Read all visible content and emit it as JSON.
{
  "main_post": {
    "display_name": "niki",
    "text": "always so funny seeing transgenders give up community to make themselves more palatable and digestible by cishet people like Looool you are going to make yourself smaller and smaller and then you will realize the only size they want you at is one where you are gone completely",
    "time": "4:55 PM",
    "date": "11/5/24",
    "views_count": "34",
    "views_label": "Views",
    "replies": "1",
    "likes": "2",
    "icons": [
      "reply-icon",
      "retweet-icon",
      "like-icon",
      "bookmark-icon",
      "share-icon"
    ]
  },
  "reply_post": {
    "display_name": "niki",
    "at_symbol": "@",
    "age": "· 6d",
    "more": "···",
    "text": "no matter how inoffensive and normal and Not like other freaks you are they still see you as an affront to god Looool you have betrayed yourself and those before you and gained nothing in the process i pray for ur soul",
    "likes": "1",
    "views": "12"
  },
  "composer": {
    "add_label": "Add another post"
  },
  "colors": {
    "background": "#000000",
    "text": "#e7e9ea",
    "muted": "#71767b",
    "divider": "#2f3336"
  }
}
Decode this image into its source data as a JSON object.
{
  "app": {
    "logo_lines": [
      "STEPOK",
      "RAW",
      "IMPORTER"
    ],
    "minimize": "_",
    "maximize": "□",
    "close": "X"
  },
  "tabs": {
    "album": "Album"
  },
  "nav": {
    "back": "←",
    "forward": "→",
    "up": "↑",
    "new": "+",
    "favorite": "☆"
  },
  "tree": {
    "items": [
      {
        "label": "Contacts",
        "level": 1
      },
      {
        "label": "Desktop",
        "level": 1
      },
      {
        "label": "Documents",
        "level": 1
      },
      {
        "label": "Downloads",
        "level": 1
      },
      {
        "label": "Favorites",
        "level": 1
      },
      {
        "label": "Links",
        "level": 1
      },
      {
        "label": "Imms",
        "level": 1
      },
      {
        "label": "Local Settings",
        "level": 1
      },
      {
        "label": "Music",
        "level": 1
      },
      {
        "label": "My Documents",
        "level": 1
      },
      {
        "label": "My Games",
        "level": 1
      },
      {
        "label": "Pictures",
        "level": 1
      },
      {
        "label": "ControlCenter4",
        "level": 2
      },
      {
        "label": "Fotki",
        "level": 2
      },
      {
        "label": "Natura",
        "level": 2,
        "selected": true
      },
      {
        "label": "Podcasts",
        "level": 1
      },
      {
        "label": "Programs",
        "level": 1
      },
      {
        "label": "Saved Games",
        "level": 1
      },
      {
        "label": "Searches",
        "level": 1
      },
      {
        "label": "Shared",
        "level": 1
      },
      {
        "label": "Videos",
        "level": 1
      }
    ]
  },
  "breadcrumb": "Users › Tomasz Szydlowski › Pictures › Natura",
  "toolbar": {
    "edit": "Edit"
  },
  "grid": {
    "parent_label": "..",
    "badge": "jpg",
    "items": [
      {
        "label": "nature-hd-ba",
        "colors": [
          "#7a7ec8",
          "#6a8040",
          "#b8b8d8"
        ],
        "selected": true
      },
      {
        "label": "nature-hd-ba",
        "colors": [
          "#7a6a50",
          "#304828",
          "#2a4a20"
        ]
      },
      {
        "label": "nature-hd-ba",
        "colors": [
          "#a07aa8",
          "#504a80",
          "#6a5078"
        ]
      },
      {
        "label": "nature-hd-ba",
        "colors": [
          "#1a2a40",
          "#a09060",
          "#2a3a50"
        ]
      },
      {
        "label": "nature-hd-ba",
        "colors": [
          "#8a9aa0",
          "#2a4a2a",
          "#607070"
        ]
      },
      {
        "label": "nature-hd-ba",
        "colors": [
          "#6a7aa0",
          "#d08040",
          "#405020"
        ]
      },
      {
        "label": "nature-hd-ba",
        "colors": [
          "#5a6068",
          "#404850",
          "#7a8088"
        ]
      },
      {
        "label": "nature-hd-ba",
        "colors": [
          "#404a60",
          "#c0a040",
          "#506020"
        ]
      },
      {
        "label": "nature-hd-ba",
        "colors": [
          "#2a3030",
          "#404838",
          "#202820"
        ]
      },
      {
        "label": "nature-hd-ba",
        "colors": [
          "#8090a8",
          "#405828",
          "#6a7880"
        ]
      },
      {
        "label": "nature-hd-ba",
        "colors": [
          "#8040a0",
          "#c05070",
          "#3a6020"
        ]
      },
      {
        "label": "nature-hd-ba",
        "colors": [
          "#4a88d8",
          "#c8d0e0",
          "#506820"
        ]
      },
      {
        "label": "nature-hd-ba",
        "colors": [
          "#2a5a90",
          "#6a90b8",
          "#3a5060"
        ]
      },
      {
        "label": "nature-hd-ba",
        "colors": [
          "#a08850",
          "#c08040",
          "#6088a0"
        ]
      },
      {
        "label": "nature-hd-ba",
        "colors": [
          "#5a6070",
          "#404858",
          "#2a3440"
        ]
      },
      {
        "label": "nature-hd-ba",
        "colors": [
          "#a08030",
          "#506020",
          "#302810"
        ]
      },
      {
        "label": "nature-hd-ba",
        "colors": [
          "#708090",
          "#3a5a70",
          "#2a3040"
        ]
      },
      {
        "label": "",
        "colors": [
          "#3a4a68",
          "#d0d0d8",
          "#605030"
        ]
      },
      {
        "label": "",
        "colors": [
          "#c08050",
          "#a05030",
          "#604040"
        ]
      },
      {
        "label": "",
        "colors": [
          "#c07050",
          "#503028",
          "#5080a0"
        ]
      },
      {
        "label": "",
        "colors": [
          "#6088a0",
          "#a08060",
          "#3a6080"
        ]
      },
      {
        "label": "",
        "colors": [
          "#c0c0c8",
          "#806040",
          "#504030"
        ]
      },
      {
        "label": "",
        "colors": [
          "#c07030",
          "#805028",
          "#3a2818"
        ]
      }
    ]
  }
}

--------------------------------

=== GIVEN REQUEST ===
Every entry should be printed again exactly as it stands.

=== WORKED SOLUTION ===
Read all visible content and emit it as JSON.
{
  "main_post": {
    "display_name": "niki",
    "text": "always so funny seeing transgenders give up community to make themselves more palatable and digestible by cishet people like Looool you are going to make yourself smaller and smaller and then you will realize the only size they want you at is one where you are gone completely",
    "time": "4:55 PM",
    "date": "11/5/24",
    "views_count": "34",
    "views_label": "Views",
    "replies": "1",
    "likes": "2",
    "icons": [
      "reply-icon",
      "retweet-icon",
      "like-icon",
      "bookmark-icon",
      "share-icon"
    ]
  },
  "reply_post": {
    "display_name": "niki",
    "at_symbol": "@",
    "age": "· 6d",
    "more": "···",
    "text": "no matter how inoffensive and normal and Not like other freaks you are they still see you as an affront to god Looool you have betrayed yourself and those before you and gained nothing in the process i pray for ur soul",
    "likes": "1",
    "views": "12"
  },
  "composer": {
    "add_label": "Add another post"
  },
  "colors": {
    "background": "#000000",
    "text": "#e7e9ea",
    "muted": "#71767b",
    "divider": "#2f3336"
  }
}
Decode this image into its source data as a JSON object.
{
  "app": {
    "logo_lines": [
      "STEPOK",
      "RAW",
      "IMPORTER"
    ],
    "minimize": "_",
    "maximize": "□",
    "close": "X"
  },
  "tabs": {
    "album": "Album"
  },
  "nav": {
    "back": "←",
    "forward": "→",
    "up": "↑",
    "new": "+",
    "favorite": "☆"
  },
  "tree": {
    "items": [
      {
        "label": "Contacts",
        "level": 1
      },
      {
        "label": "Desktop",
        "level": 1
      },
      {
        "label": "Documents",
        "level": 1
      },
      {
        "label": "Downloads",
        "level": 1
      },
      {
        "label": "Favorites",
        "level": 1
      },
      {
        "label": "Links",
        "level": 1
      },
      {
        "label": "Imms",
        "level": 1
      },
      {
        "label": "Local Settings",
        "level": 1
      },
      {
        "label": "Music",
        "level": 1
      },
      {
        "label": "My Documents",
        "level": 1
      },
      {
        "label": "My Games",
        "level": 1
      },
      {
        "label": "Pictures",
        "level": 1
      },
      {
        "label": "ControlCenter4",
        "level": 2
      },
      {
        "label": "Fotki",
        "level": 2
      },
      {
        "label": "Natura",
        "level": 2,
        "selected": true
      },
      {
        "label": "Podcasts",
        "level": 1
      },
      {
        "label": "Programs",
        "level": 1
      },
      {
        "label": "Saved Games",
        "level": 1
      },
      {
        "label": "Searches",
        "level": 1
      },
      {
        "label": "Shared",
        "level": 1
      },
      {
        "label": "Videos",
        "level": 1
      }
    ]
  },
  "breadcrumb": "Users › Tomasz Szydlowski › Pictures › Natura",
  "toolbar": {
    "edit": "Edit"
  },
  "grid": {
    "parent_label": "..",
    "badge": "jpg",
    "items": [
      {
        "label": "nature-hd-ba",
        "colors": [
          "#7a7ec8",
          "#6a8040",
          "#b8b8d8"
        ],
        "selected": true
      },
      {
        "label": "nature-hd-ba",
        "colors": [
          "#7a6a50",
          "#304828",
          "#2a4a20"
        ]
      },
      {
        "label": "nature-hd-ba",
        "colors": [
          "#a07aa8",
          "#504a80",
          "#6a5078"
        ]
      },
      {
        "label": "nature-hd-ba",
        "colors": [
          "#1a2a40",
          "#a09060",
          "#2a3a50"
        ]
      },
      {
        "label": "nature-hd-ba",
        "colors": [
          "#8a9aa0",
          "#2a4a2a",
          "#607070"
        ]
      },
      {
        "label": "nature-hd-ba",
        "colors": [
          "#6a7aa0",
          "#d08040",
          "#405020"
        ]
      },
      {
        "label": "nature-hd-ba",
        "colors": [
          "#5a6068",
          "#404850",
          "#7a8088"
        ]
      },
      {
        "label": "nature-hd-ba",
        "colors": [
          "#404a60",
          "#c0a040",
          "#506020"
        ]
      },
      {
        "label": "nature-hd-ba",
        "colors": [
          "#2a3030",
          "#404838",
          "#202820"
        ]
      },
      {
        "label": "nature-hd-ba",
        "colors": [
          "#8090a8",
          "#405828",
          "#6a7880"
        ]
      },
      {
        "label": "nature-hd-ba",
        "colors": [
          "#8040a0",
          "#c05070",
          "#3a6020"
        ]
      },
      {
        "label": "nature-hd-ba",
        "colors": [
          "#4a88d8",
          "#c8d0e0",
          "#506820"
        ]
      },
      {
        "label": "nature-hd-ba",
        "colors": [
          "#2a5a90",
          "#6a90b8",
          "#3a5060"
        ]
      },
      {
        "label": "nature-hd-ba",
        "colors": [
          "#a08850",
          "#c08040",
          "#6088a0"
        ]
      },
      {
        "label": "nature-hd-ba",
        "colors": [
          "#5a6070",
          "#404858",
          "#2a3440"
        ]
      },
      {
        "label": "nature-hd-ba",
        "colors": [
          "#a08030",
          "#506020",
          "#302810"
        ]
      },
      {
        "label": "nature-hd-ba",
        "colors": [
          "#708090",
          "#3a5a70",
          "#2a3040"
        ]
      },
      {
        "label": "",
        "colors": [
          "#3a4a68",
          "#d0d0d8",
          "#605030"
        ]
      },
      {
        "label": "",
        "colors": [
          "#c08050",
          "#a05030",
          "#604040"
        ]
      },
      {
        "label": "",
        "colors": [
          "#c07050",
          "#503028",
          "#5080a0"
        ]
      },
      {
        "label": "",
        "colors": [
          "#6088a0",
          "#a08060",
          "#3a6080"
        ]
      },
      {
        "label": "",
        "colors": [
          "#c0c0c8",
          "#806040",
          "#504030"
        ]
      },
      {
        "label": "",
        "colors": [
          "#c07030",
          "#805028",
          "#3a2818"
        ]
      }
    ]
  }
}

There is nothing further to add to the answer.